→ **Task directions**:
All of the entries must be reproduced exactly, with no images carried over.

[Collected data]
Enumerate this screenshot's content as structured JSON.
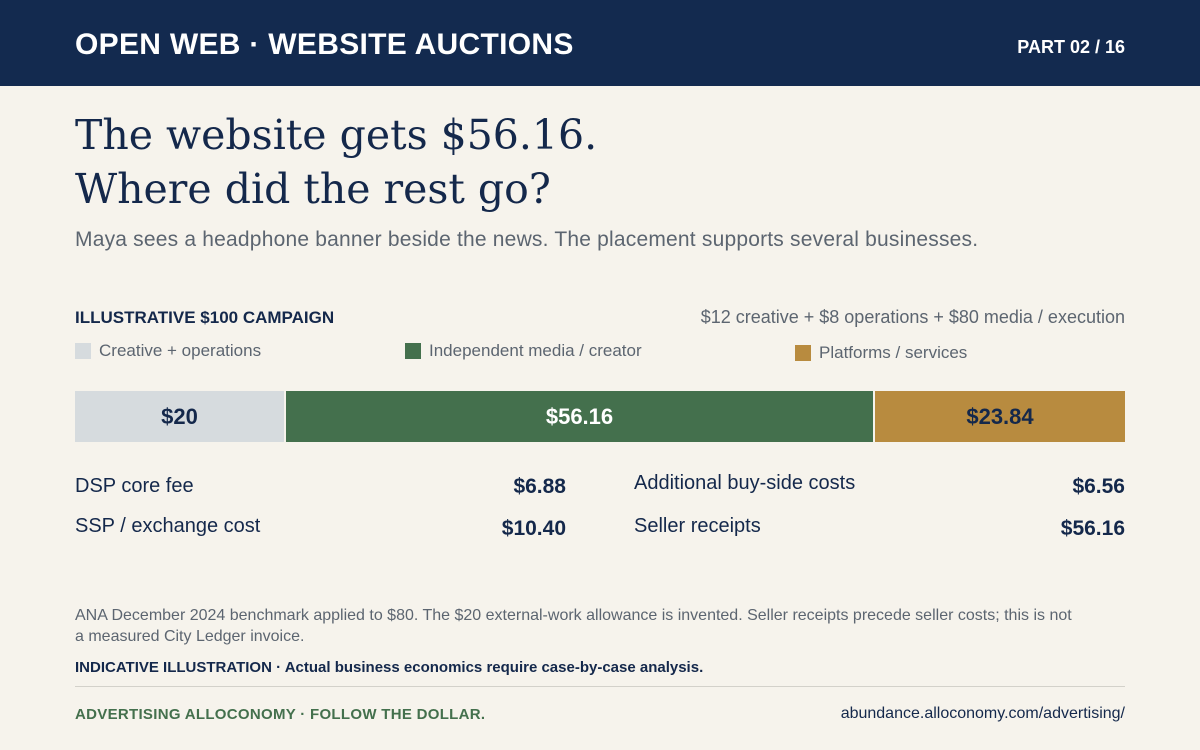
{
  "header": {
    "series_title": "OPEN WEB · WEBSITE AUCTIONS",
    "part": "PART 02 / 16"
  },
  "headline": {
    "line1": "The website gets $56.16.",
    "line2": "Where did the rest go?"
  },
  "subtitle": "Maya sees a headphone banner beside the news. The placement supports several businesses.",
  "colors": {
    "creative": "#d6dbde",
    "independent": "#44704d",
    "platforms": "#b88b3f",
    "navy": "#132a4f"
  },
  "chart_data": {
    "type": "bar",
    "title": "ILLUSTRATIVE $100 CAMPAIGN",
    "subtitle": "$12 creative + $8 operations + $80 media / execution",
    "stacked": true,
    "orientation": "horizontal",
    "total": 100,
    "legend": [
      "Creative + operations",
      "Independent media / creator",
      "Platforms / services"
    ],
    "series": [
      {
        "name": "Creative + operations",
        "value": 20,
        "label": "$20",
        "color": "#d6dbde",
        "text_color": "#14284b"
      },
      {
        "name": "Independent media / creator",
        "value": 56.16,
        "label": "$56.16",
        "color": "#44704d",
        "text_color": "#ffffff"
      },
      {
        "name": "Platforms / services",
        "value": 23.84,
        "label": "$23.84",
        "color": "#b88b3f",
        "text_color": "#14284b"
      }
    ]
  },
  "breakdown": {
    "left": [
      {
        "label": "DSP core fee",
        "value": "$6.88"
      },
      {
        "label": "SSP / exchange cost",
        "value": "$10.40"
      }
    ],
    "right": [
      {
        "label": "Additional buy-side costs",
        "value": "$6.56"
      },
      {
        "label": "Seller receipts",
        "value": "$56.16"
      }
    ]
  },
  "footnote": "ANA December 2024 benchmark applied to $80. The $20 external-work allowance is invented. Seller receipts precede seller costs; this is not a measured City Ledger invoice.",
  "disclaimer": "INDICATIVE ILLUSTRATION · Actual business economics require case-by-case analysis.",
  "footer": {
    "brand": "ADVERTISING ALLOCONOMY · FOLLOW THE DOLLAR.",
    "url": "abundance.alloconomy.com/advertising/"
  }
}
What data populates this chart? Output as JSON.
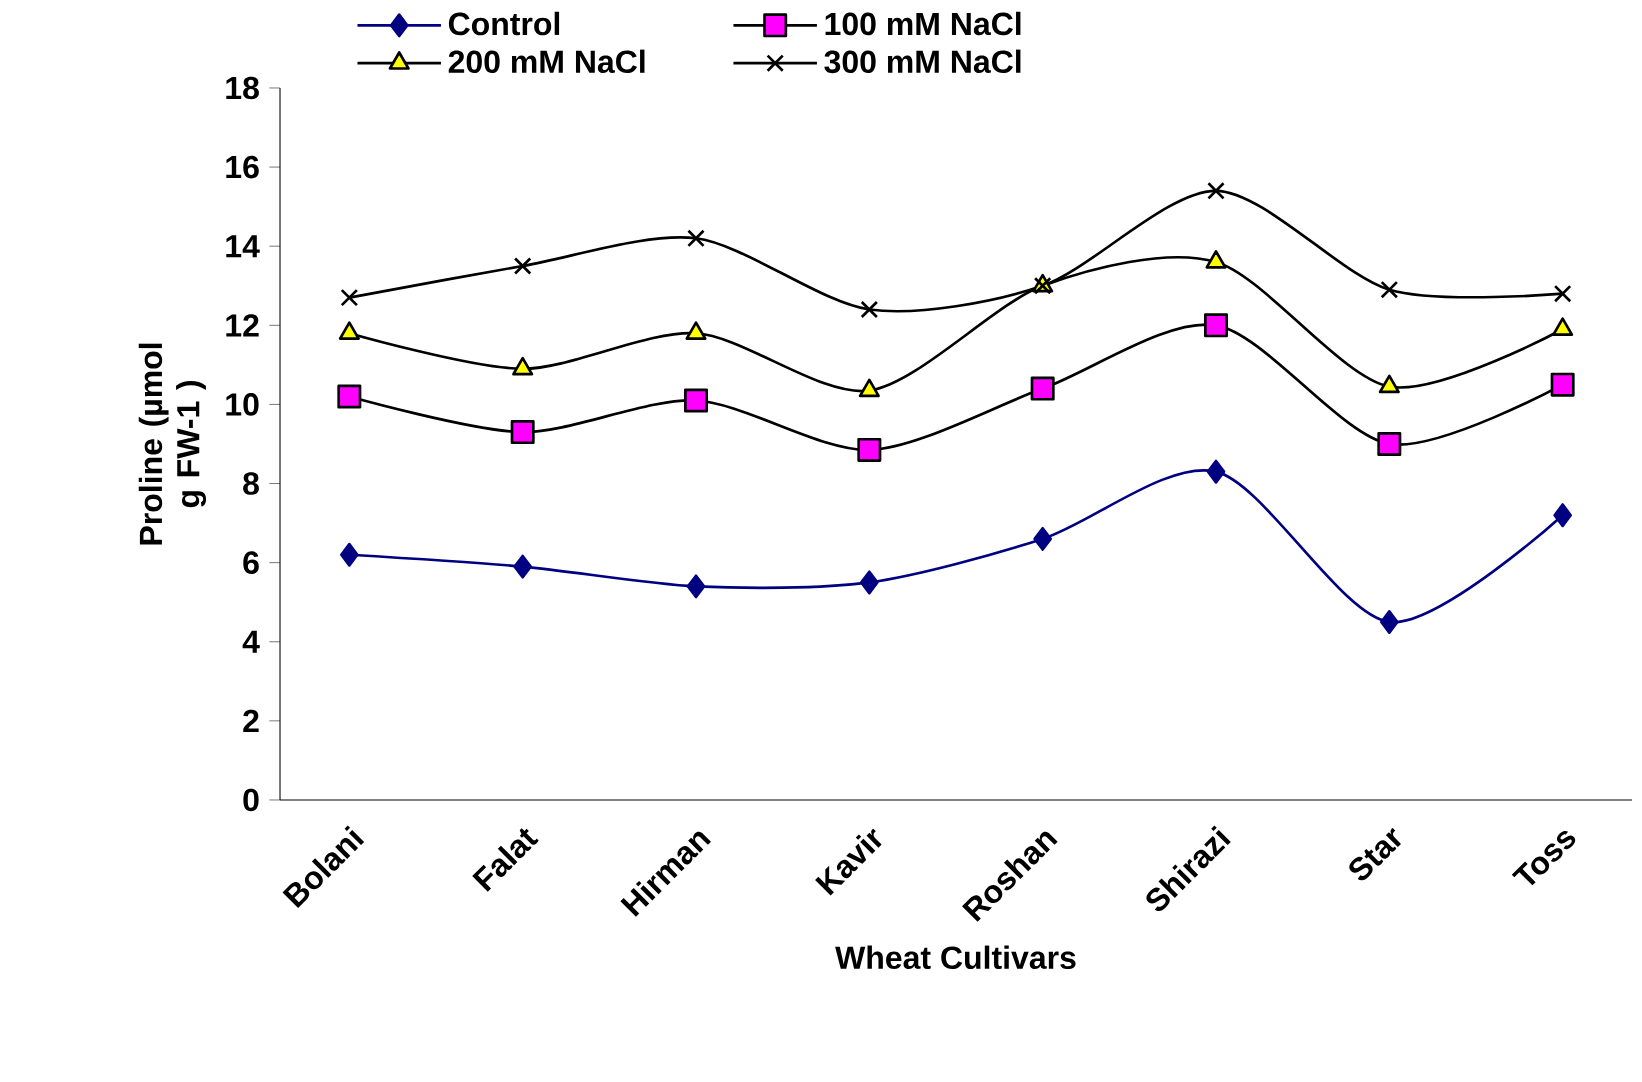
{
  "chart_data": {
    "type": "line",
    "xlabel": "Wheat Cultivars",
    "ylabel": "Proline (µmol g FW-1 )",
    "categories": [
      "Bolani",
      "Falat",
      "Hirman",
      "Kavir",
      "Roshan",
      "Shirazi",
      "Star",
      "Toss"
    ],
    "series": [
      {
        "name": "Control",
        "color": "#000080",
        "marker": "diamond",
        "values": [
          6.2,
          5.9,
          5.4,
          5.5,
          6.6,
          8.3,
          4.5,
          7.2
        ]
      },
      {
        "name": "100 mM NaCl",
        "color": "#ff00ff",
        "marker": "square",
        "values": [
          10.2,
          9.3,
          10.1,
          8.85,
          10.4,
          12.0,
          9.0,
          10.5
        ]
      },
      {
        "name": "200 mM NaCl",
        "color": "#ffff00",
        "marker": "triangle",
        "values": [
          11.8,
          10.9,
          11.8,
          10.35,
          13.0,
          13.6,
          10.45,
          11.9
        ]
      },
      {
        "name": "300 mM NaCl",
        "color": "#000000",
        "marker": "cross",
        "values": [
          12.7,
          13.5,
          14.2,
          12.4,
          13.0,
          15.4,
          12.9,
          12.8
        ]
      }
    ],
    "ylim": [
      0,
      18
    ],
    "yticks": [
      0,
      2,
      4,
      6,
      8,
      10,
      12,
      14,
      16,
      18
    ],
    "legend": "top"
  }
}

→ **Result of the task**:
Enumerate this screenshot's content as structured JSON.
{
  "header": {
    "series_title": "OPEN WEB · WEBSITE AUCTIONS",
    "part": "PART 02 / 16"
  },
  "headline": {
    "line1": "The website gets $56.16.",
    "line2": "Where did the rest go?"
  },
  "subtitle": "Maya sees a headphone banner beside the news. The placement supports several businesses.",
  "colors": {
    "creative": "#d6dbde",
    "independent": "#44704d",
    "platforms": "#b88b3f",
    "navy": "#132a4f"
  },
  "chart_data": {
    "type": "bar",
    "title": "ILLUSTRATIVE $100 CAMPAIGN",
    "subtitle": "$12 creative + $8 operations + $80 media / execution",
    "stacked": true,
    "orientation": "horizontal",
    "total": 100,
    "legend": [
      "Creative + operations",
      "Independent media / creator",
      "Platforms / services"
    ],
    "series": [
      {
        "name": "Creative + operations",
        "value": 20,
        "label": "$20",
        "color": "#d6dbde",
        "text_color": "#14284b"
      },
      {
        "name": "Independent media / creator",
        "value": 56.16,
        "label": "$56.16",
        "color": "#44704d",
        "text_color": "#ffffff"
      },
      {
        "name": "Platforms / services",
        "value": 23.84,
        "label": "$23.84",
        "color": "#b88b3f",
        "text_color": "#14284b"
      }
    ]
  },
  "breakdown": {
    "left": [
      {
        "label": "DSP core fee",
        "value": "$6.88"
      },
      {
        "label": "SSP / exchange cost",
        "value": "$10.40"
      }
    ],
    "right": [
      {
        "label": "Additional buy-side costs",
        "value": "$6.56"
      },
      {
        "label": "Seller receipts",
        "value": "$56.16"
      }
    ]
  },
  "footnote": "ANA December 2024 benchmark applied to $80. The $20 external-work allowance is invented. Seller receipts precede seller costs; this is not a measured City Ledger invoice.",
  "disclaimer": "INDICATIVE ILLUSTRATION · Actual business economics require case-by-case analysis.",
  "footer": {
    "brand": "ADVERTISING ALLOCONOMY · FOLLOW THE DOLLAR.",
    "url": "abundance.alloconomy.com/advertising/"
  }
}
What data populates this chart? Output as JSON.
{
  "chart_data": {
    "type": "line",
    "xlabel": "Wheat Cultivars",
    "ylabel": "Proline (µmol g FW-1 )",
    "categories": [
      "Bolani",
      "Falat",
      "Hirman",
      "Kavir",
      "Roshan",
      "Shirazi",
      "Star",
      "Toss"
    ],
    "series": [
      {
        "name": "Control",
        "color": "#000080",
        "marker": "diamond",
        "values": [
          6.2,
          5.9,
          5.4,
          5.5,
          6.6,
          8.3,
          4.5,
          7.2
        ]
      },
      {
        "name": "100 mM NaCl",
        "color": "#ff00ff",
        "marker": "square",
        "values": [
          10.2,
          9.3,
          10.1,
          8.85,
          10.4,
          12.0,
          9.0,
          10.5
        ]
      },
      {
        "name": "200 mM NaCl",
        "color": "#ffff00",
        "marker": "triangle",
        "values": [
          11.8,
          10.9,
          11.8,
          10.35,
          13.0,
          13.6,
          10.45,
          11.9
        ]
      },
      {
        "name": "300 mM NaCl",
        "color": "#000000",
        "marker": "cross",
        "values": [
          12.7,
          13.5,
          14.2,
          12.4,
          13.0,
          15.4,
          12.9,
          12.8
        ]
      }
    ],
    "ylim": [
      0,
      18
    ],
    "yticks": [
      0,
      2,
      4,
      6,
      8,
      10,
      12,
      14,
      16,
      18
    ],
    "legend": "top"
  }
}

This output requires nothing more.